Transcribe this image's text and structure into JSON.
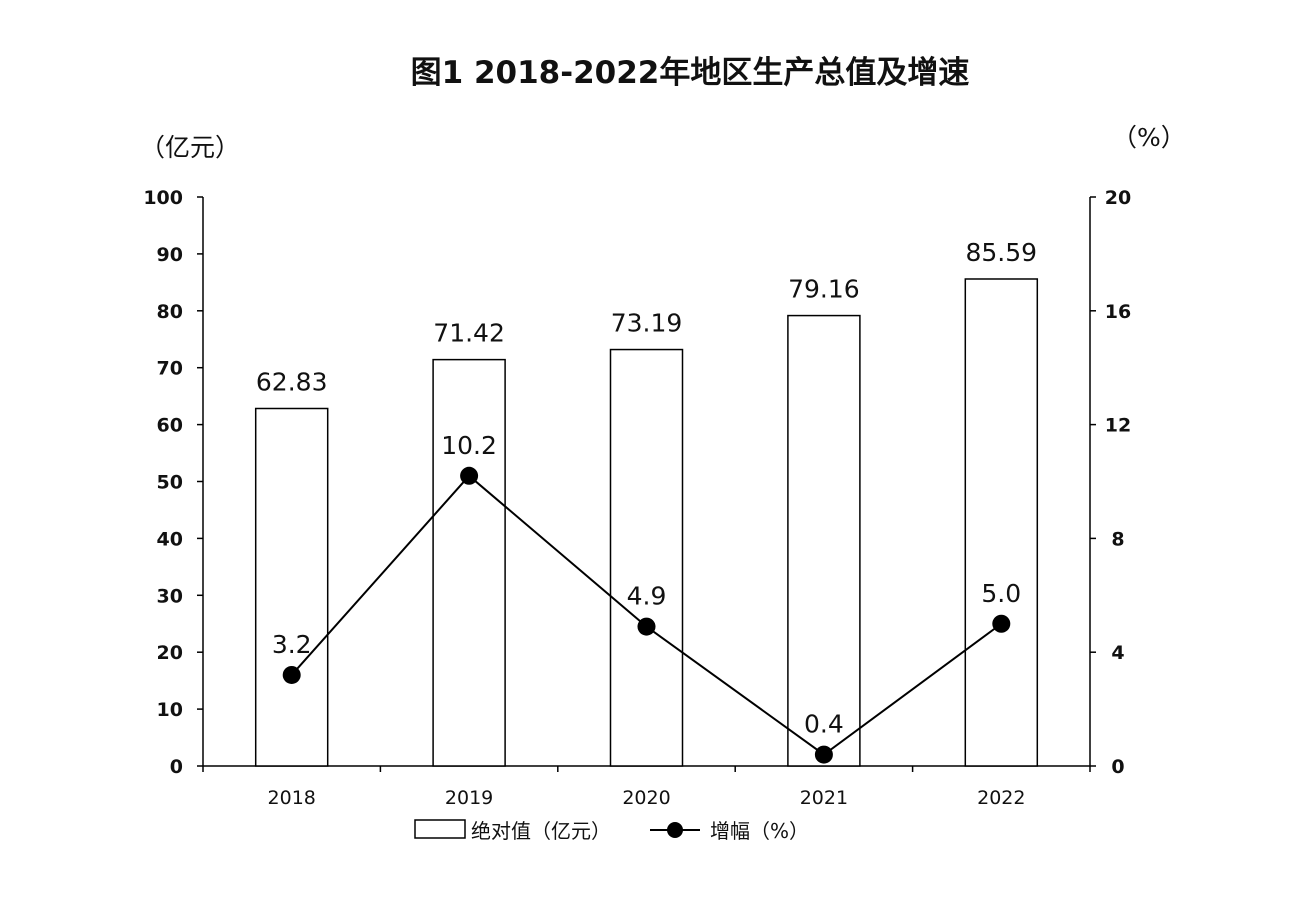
{
  "chart_data": {
    "type": "bar+line",
    "title": "图1 2018-2022年地区生产总值及增速",
    "ylabel_left": "（亿元）",
    "ylabel_right": "（%）",
    "categories": [
      "2018",
      "2019",
      "2020",
      "2021",
      "2022"
    ],
    "series": [
      {
        "name": "绝对值（亿元）",
        "type": "bar",
        "axis": "left",
        "values": [
          62.83,
          71.42,
          73.19,
          79.16,
          85.59
        ],
        "labels": [
          "62.83",
          "71.42",
          "73.19",
          "79.16",
          "85.59"
        ]
      },
      {
        "name": "增幅（%）",
        "type": "line",
        "axis": "right",
        "values": [
          3.2,
          10.2,
          4.9,
          0.4,
          5.0
        ],
        "labels": [
          "3.2",
          "10.2",
          "4.9",
          "0.4",
          "5.0"
        ]
      }
    ],
    "ylim_left": [
      0,
      100
    ],
    "yticks_left": [
      "0",
      "10",
      "20",
      "30",
      "40",
      "50",
      "60",
      "70",
      "80",
      "90",
      "100"
    ],
    "ylim_right": [
      0,
      20
    ],
    "yticks_right": [
      "0",
      "4",
      "8",
      "12",
      "16",
      "20"
    ],
    "grid": false,
    "legend": "bottom",
    "colors": {
      "bar_fill": "#ffffff",
      "bar_stroke": "#000000",
      "line": "#000000"
    }
  }
}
============================================================
* TASK *
Strip the images and reproduce the remaining records precisely.

* FULL SOLUTION *
Transcribe this image's text and structure into JSON.
{
  "chart_data": {
    "type": "bar+line",
    "title": "图1 2018-2022年地区生产总值及增速",
    "ylabel_left": "（亿元）",
    "ylabel_right": "（%）",
    "categories": [
      "2018",
      "2019",
      "2020",
      "2021",
      "2022"
    ],
    "series": [
      {
        "name": "绝对值（亿元）",
        "type": "bar",
        "axis": "left",
        "values": [
          62.83,
          71.42,
          73.19,
          79.16,
          85.59
        ],
        "labels": [
          "62.83",
          "71.42",
          "73.19",
          "79.16",
          "85.59"
        ]
      },
      {
        "name": "增幅（%）",
        "type": "line",
        "axis": "right",
        "values": [
          3.2,
          10.2,
          4.9,
          0.4,
          5.0
        ],
        "labels": [
          "3.2",
          "10.2",
          "4.9",
          "0.4",
          "5.0"
        ]
      }
    ],
    "ylim_left": [
      0,
      100
    ],
    "yticks_left": [
      "0",
      "10",
      "20",
      "30",
      "40",
      "50",
      "60",
      "70",
      "80",
      "90",
      "100"
    ],
    "ylim_right": [
      0,
      20
    ],
    "yticks_right": [
      "0",
      "4",
      "8",
      "12",
      "16",
      "20"
    ],
    "grid": false,
    "legend": "bottom",
    "colors": {
      "bar_fill": "#ffffff",
      "bar_stroke": "#000000",
      "line": "#000000"
    }
  }
}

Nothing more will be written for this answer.